# [TEXT]
# # #

It functions as a command post in the sky providing information to friendly aircraft about the location of enemy fighters and directing other fighters to engage them.


----------



## plan_D (May 27, 2004)

Flying high they rid the need for every aircraft to carry RADAR. Very effective aircraft, and one of, if not the most important aircraft in air battle. 
The Shackleton was used as an AWAC, the Nimrod was an AWAC, the Hawkeye is an AWAC. But as I said the E-3 Sentry, which is based off the 707 airframe is the mainstay AWAC of western forces.


----------



## plan_D (May 27, 2004)

And as far as I know the Russian (and former Soviet States) AWAC is still the Tupolev Tu-126 'Moss'.


----------



## Lightning Guy (May 27, 2004)

No. The Russians have an updated version, the A-50 Mainstay. It is based off the same airframe as the Il-76 Candid transport.


----------



## plan_D (May 27, 2004)

Yes, I forgot about that. The Il-76SK or A-50 'Mainstay. A strange looking monster, but I'm sure very effective.


----------



## Lightning Guy (May 27, 2004)

The Russians claim that it is able to detect stealth aircraft, but that may just be propaganda. I've never heard what range they are supposed to be able to detect a steath plane. If it is only 20 miles or so then that ability is not tha useful. Still, it offers the Russians a very big 'eye in the sky.'


----------



## plan_D (May 27, 2004)

I've heard that as well. They say that their supposedly obselete RADAR has less ground coverage but gives back more of a signature on planes, so they pick up F-117s. 
I heard the B-2 isn't stealth anyway, it just flies under the RADAR. You don't really know though because even though the wall has come down there's always bitterness and a sense of supremecy between East and West so there's so much propaganda.


----------



## Lightning Guy (May 27, 2004)

I don't know about the B-2 flying under the radar. When it was first developed it lacked the radar modes needed to make low-altitude navigation feasible.

# # #

Layout region records
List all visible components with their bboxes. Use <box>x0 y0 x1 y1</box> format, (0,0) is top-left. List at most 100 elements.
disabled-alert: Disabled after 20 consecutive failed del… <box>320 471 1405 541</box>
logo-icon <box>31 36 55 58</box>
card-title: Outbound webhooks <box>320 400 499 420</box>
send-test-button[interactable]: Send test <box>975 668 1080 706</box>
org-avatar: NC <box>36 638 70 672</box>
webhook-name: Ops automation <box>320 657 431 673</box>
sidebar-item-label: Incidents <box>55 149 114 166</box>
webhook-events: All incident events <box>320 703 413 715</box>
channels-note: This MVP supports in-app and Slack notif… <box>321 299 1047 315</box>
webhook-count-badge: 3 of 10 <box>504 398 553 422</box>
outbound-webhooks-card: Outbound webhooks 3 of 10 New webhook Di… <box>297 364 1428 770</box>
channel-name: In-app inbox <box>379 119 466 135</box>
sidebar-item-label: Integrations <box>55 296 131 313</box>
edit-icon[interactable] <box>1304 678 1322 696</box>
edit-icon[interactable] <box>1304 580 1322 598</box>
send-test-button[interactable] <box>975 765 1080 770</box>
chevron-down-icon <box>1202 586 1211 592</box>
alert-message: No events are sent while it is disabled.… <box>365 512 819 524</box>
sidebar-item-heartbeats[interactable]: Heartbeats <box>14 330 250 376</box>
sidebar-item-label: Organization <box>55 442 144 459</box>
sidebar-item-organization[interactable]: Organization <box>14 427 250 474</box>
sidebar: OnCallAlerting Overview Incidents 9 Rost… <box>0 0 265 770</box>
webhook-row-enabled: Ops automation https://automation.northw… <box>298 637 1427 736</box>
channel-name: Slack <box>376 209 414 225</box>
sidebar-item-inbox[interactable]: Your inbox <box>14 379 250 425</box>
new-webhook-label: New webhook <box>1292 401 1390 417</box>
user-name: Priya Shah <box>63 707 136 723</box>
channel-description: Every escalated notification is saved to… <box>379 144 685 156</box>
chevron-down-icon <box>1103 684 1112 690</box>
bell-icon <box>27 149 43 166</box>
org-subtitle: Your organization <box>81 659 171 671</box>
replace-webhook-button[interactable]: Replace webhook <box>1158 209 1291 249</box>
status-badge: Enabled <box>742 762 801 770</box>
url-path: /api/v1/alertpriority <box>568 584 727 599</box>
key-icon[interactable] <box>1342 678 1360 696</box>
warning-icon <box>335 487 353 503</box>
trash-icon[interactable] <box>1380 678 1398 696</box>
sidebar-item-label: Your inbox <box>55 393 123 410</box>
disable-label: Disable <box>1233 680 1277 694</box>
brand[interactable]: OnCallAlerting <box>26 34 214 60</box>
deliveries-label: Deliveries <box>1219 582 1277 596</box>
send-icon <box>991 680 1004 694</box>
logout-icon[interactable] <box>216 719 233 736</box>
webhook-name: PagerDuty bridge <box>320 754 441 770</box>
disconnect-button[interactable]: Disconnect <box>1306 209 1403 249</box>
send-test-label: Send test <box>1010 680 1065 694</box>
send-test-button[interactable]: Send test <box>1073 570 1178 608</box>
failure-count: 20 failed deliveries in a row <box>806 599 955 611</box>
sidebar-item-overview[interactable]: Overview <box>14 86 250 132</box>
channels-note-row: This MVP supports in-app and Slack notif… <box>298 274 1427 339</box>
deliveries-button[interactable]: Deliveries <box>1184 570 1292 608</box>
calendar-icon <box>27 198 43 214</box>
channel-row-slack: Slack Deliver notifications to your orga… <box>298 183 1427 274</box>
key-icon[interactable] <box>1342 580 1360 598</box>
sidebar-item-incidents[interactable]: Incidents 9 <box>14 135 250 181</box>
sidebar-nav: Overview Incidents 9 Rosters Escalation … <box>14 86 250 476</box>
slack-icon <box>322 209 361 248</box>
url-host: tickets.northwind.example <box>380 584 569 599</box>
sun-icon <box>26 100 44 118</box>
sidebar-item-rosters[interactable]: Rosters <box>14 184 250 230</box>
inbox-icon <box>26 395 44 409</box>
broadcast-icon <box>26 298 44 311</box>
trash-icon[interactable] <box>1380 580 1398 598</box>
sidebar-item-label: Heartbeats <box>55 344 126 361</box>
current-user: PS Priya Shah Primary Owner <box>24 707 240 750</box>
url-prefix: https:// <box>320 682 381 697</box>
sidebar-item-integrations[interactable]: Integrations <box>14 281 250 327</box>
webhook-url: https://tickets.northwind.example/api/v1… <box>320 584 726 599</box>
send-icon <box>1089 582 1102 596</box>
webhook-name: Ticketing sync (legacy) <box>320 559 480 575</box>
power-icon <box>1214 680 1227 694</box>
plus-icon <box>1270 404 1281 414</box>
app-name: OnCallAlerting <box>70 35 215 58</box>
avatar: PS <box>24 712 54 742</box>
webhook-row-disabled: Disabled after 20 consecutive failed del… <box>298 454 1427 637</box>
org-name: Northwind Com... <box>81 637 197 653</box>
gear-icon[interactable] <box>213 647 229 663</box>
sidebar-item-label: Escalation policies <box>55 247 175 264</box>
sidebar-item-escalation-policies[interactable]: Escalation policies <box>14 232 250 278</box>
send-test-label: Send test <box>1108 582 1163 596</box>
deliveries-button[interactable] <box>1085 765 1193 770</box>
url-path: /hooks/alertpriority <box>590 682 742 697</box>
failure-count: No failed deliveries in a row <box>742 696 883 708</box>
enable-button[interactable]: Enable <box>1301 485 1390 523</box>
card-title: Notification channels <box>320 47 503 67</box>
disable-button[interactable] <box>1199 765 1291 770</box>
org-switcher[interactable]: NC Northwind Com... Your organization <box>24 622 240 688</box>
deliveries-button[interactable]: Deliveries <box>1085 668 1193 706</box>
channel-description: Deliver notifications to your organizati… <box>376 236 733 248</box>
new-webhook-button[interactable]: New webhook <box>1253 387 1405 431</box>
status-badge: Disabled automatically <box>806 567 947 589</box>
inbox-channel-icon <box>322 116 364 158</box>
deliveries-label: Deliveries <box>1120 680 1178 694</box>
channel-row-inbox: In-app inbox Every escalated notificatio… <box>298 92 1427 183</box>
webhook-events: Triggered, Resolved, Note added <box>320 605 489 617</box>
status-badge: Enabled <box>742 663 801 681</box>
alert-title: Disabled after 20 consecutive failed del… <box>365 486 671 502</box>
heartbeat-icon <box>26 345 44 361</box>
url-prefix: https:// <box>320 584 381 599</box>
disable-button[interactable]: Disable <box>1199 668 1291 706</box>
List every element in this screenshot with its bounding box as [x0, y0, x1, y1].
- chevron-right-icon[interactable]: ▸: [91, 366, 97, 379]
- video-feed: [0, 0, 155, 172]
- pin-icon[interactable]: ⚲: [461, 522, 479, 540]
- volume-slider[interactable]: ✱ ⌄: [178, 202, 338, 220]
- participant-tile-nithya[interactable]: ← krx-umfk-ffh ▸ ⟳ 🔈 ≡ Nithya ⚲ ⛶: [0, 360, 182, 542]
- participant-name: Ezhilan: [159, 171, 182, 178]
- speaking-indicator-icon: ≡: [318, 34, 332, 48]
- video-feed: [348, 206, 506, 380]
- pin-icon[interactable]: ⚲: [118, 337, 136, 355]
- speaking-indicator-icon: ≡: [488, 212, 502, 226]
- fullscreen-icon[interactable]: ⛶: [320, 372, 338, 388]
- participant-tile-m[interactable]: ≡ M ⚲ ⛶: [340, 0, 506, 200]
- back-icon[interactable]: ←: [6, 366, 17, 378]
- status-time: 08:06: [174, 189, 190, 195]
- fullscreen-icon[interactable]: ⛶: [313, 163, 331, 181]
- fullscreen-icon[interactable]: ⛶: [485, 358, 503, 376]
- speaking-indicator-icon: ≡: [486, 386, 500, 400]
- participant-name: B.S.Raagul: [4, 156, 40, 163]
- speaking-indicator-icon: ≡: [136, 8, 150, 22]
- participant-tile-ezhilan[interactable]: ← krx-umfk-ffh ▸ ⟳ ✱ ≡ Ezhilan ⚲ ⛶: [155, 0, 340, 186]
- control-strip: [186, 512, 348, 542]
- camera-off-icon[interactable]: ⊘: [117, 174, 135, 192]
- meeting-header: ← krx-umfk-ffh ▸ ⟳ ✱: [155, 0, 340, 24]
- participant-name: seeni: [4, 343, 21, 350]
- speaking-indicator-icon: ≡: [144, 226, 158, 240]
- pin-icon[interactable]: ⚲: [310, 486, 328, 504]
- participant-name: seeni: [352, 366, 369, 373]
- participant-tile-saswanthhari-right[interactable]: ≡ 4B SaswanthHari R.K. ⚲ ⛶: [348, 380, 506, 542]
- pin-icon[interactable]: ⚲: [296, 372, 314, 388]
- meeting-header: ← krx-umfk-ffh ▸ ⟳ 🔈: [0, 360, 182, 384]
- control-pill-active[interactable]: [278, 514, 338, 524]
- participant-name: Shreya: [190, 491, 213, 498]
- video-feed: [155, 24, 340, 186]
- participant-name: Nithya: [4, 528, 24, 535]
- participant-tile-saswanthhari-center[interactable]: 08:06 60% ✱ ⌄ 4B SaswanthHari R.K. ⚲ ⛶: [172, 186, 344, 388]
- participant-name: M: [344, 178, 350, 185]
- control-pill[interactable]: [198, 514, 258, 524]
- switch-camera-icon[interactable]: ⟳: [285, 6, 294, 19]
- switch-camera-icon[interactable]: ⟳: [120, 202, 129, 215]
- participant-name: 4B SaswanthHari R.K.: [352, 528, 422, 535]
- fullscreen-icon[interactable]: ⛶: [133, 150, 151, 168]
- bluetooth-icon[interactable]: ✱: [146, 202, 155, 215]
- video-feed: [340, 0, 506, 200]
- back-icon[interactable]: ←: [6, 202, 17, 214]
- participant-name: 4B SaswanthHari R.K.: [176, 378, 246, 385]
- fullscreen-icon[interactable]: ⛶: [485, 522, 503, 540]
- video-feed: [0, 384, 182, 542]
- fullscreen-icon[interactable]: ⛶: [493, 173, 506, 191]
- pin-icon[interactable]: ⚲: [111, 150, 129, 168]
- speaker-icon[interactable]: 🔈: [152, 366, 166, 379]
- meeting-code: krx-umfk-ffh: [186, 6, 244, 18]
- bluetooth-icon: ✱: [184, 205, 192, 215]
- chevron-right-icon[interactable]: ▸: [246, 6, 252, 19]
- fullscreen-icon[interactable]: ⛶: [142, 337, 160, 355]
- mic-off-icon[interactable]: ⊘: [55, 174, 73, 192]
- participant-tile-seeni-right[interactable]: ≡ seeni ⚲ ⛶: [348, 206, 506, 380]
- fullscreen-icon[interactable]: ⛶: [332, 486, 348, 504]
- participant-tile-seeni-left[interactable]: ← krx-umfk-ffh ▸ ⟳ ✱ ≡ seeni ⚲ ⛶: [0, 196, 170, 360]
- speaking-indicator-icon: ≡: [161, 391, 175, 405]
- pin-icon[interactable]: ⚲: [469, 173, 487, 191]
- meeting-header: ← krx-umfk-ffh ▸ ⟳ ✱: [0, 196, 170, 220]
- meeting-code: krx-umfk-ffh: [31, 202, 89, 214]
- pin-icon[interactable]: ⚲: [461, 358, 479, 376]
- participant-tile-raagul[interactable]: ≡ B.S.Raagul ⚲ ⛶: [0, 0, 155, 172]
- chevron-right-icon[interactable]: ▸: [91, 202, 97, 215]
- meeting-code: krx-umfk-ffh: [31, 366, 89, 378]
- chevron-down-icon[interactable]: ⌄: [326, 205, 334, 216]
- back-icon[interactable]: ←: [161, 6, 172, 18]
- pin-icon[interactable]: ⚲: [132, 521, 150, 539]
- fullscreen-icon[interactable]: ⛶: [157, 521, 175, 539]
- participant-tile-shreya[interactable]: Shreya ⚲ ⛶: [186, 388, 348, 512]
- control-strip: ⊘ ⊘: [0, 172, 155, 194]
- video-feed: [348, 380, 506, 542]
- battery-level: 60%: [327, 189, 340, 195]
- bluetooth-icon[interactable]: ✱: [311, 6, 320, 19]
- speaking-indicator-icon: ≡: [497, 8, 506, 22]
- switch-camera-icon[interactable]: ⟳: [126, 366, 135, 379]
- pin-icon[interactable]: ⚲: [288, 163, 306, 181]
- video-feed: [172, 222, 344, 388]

# # #

# [GIVEN TASK 1]
Can you quote the records from their start through the line containing "org-avatar: NC <box>36 638 70 672</box>", including both ends?
# [GIVEN TASK 2]
Continue the forum thread about airborne early warning aircraft from the point where it stops.
The forum thread and the records have nothing to do with each other.

# [EXERCISE ANSWER 1]
List all visible components with their bboxes. Use <box>x0 y0 x1 y1</box> format, (0,0) is top-left. List at most 100 elements.
disabled-alert: Disabled after 20 consecutive failed del… <box>320 471 1405 541</box>
logo-icon <box>31 36 55 58</box>
card-title: Outbound webhooks <box>320 400 499 420</box>
send-test-button[interactable]: Send test <box>975 668 1080 706</box>
org-avatar: NC <box>36 638 70 672</box>

# [EXERCISE ANSWER 2]
----------



## the lancaster kicks ass (May 27, 2004)

i just thought it was designed to give a low radar signature??


----------



## Lightning Guy (May 27, 2004)

It does. Recent software additions have allowed it to fly nap-of-the-earth if need be which should make it even harder to detect.


----------



## plan_D (May 27, 2004)

That is what a Stealth is supposed to do, yes. I have seen, and read that the B-2s stealth capability isn't that great, so they just fly under the RADAR.


----------



## Lightning Guy (May 27, 2004)

I doubt it is as great as the F-117 or F-22 simply because of its size. That being said, I imagine it still has a smaller RCS that just about anything else out there.


----------



## the lancaster kicks ass (May 27, 2004)

> Recent software additions have allowed it to fly nap-of-the-earth if need be



what's nap-of-the-earth??


----------



## Lightning Guy (May 27, 2004)

Flying very, very low. Taking advantage of the terrian by flying through valleys and along ridges as much as possible.


----------



## the lancaster kicks ass (May 28, 2004)

ah, i didn't think a B-2 would be able to do that??


----------



## plan_D (May 28, 2004)

Why didn't you think it could? B-2s are very flat, and manuverable for something of their size. They can do it, and they do it. 
B-52s can do low level missions not as low as the B-2 but they can do them.


----------



## the lancaster kicks ass (May 28, 2004)

i would have thought the B-52 would be a bit sluggish??


----------



## plan_D (May 28, 2004)

The B-52 is sluggish, this does not prevent it from doing low level missions. I've seen a B-52 flying pretty low, and they do it with ease.

You'd think the B-1 couldn't do it with its size, but you saw that pic of it water-skimming.


----------



## the lancaster kicks ass (May 29, 2004)

actually i would have thought the B-1 would be manouverable.............


----------



## plan_D (May 29, 2004)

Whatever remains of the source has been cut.